Data excerpts:
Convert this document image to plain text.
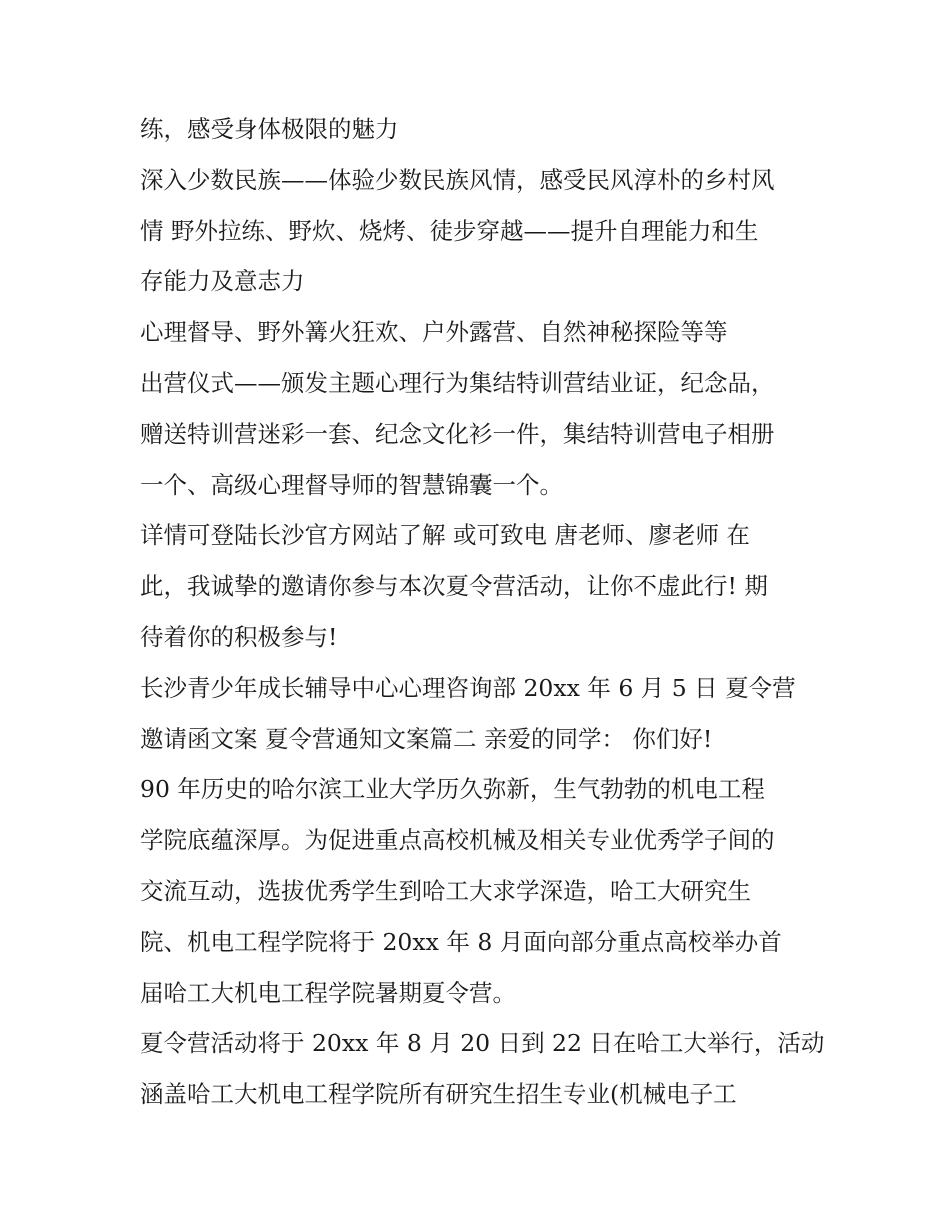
练，感受身体极限的魅力

深入少数民族——体验少数民族风情，感受民风淳朴的乡村风

情 野外拉练、野炊、烧烤、徒步穿越——提升自理能力和生

存能力及意志力

心理督导、野外篝火狂欢、户外露营、自然神秘探险等等

出营仪式——颁发主题心理行为集结特训营结业证，纪念品，

赠送特训营迷彩一套、纪念文化衫一件，集结特训营电子相册

一个、高级心理督导师的智慧锦囊一个。

详情可登陆长沙官方网站了解 或可致电 唐老师、廖老师 在

此，我诚挚的邀请你参与本次夏令营活动，让你不虚此行! 期

待着你的积极参与!

长沙青少年成长辅导中心心理咨询部 20xx 年 6 月 5 日 夏令营

邀请函文案 夏令营通知文案篇二 亲爱的同学： 你们好!

90 年历史的哈尔滨工业大学历久弥新，生气勃勃的机电工程

学院底蕴深厚。为促进重点高校机械及相关专业优秀学子间的

交流互动，选拔优秀学生到哈工大求学深造，哈工大研究生

院、机电工程学院将于 20xx 年 8 月面向部分重点高校举办首

届哈工大机电工程学院暑期夏令营。

夏令营活动将于 20xx 年 8 月 20 日到 22 日在哈工大举行，活动

涵盖哈工大机电工程学院所有研究生招生专业(机械电子工
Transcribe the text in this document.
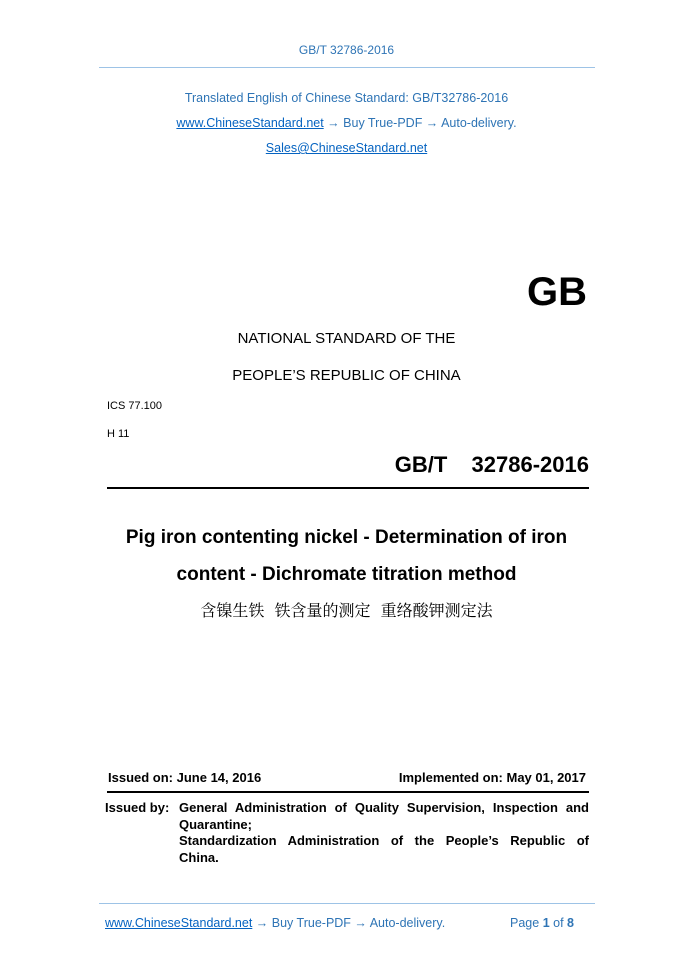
GB/T 32786-2016
Translated English of Chinese Standard: GB/T32786-2016
www.ChineseStandard.net → Buy True-PDF → Auto-delivery.
Sales@ChineseStandard.net
GB
NATIONAL STANDARD OF THE
PEOPLE’S REPUBLIC OF CHINA
ICS 77.100
H 11
GB/T  32786-2016
Pig iron contenting nickel - Determination of iron
content - Dichromate titration method
含镍生铁  铁含量的测定  重络酸钾测定法
Issued on: June 14, 2016	Implemented on: May 01, 2017
Issued by: General Administration of Quality Supervision, Inspection and
Quarantine;
Standardization Administration of the People’s Republic of
China.
www.ChineseStandard.net → Buy True-PDF → Auto-delivery.	Page 1 of 8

Problem to solve: Take the listing above and restate it word for word, without its pictures.

Exercise answer:
Convert this document image to plain text.
练，感受身体极限的魅力

深入少数民族——体验少数民族风情，感受民风淳朴的乡村风

情 野外拉练、野炊、烧烤、徒步穿越——提升自理能力和生

存能力及意志力

心理督导、野外篝火狂欢、户外露营、自然神秘探险等等

出营仪式——颁发主题心理行为集结特训营结业证，纪念品，

赠送特训营迷彩一套、纪念文化衫一件，集结特训营电子相册

一个、高级心理督导师的智慧锦囊一个。

详情可登陆长沙官方网站了解 或可致电 唐老师、廖老师 在

此，我诚挚的邀请你参与本次夏令营活动，让你不虚此行! 期

待着你的积极参与!

长沙青少年成长辅导中心心理咨询部 20xx 年 6 月 5 日 夏令营

邀请函文案 夏令营通知文案篇二 亲爱的同学： 你们好!

90 年历史的哈尔滨工业大学历久弥新，生气勃勃的机电工程

学院底蕴深厚。为促进重点高校机械及相关专业优秀学子间的

交流互动，选拔优秀学生到哈工大求学深造，哈工大研究生

院、机电工程学院将于 20xx 年 8 月面向部分重点高校举办首

届哈工大机电工程学院暑期夏令营。

夏令营活动将于 20xx 年 8 月 20 日到 22 日在哈工大举行，活动

涵盖哈工大机电工程学院所有研究生招生专业(机械电子工
Transcribe the text in this document.
GB/T 32786-2016
Translated English of Chinese Standard: GB/T32786-2016
www.ChineseStandard.net → Buy True-PDF → Auto-delivery.
Sales@ChineseStandard.net
GB
NATIONAL STANDARD OF THE
PEOPLE’S REPUBLIC OF CHINA
ICS 77.100
H 11
GB/T  32786-2016
Pig iron contenting nickel - Determination of iron
content - Dichromate titration method
含镍生铁  铁含量的测定  重络酸钾测定法
Issued on: June 14, 2016	Implemented on: May 01, 2017
Issued by: General Administration of Quality Supervision, Inspection and
Quarantine;
Standardization Administration of the People’s Republic of
China.
www.ChineseStandard.net → Buy True-PDF → Auto-delivery.	Page 1 of 8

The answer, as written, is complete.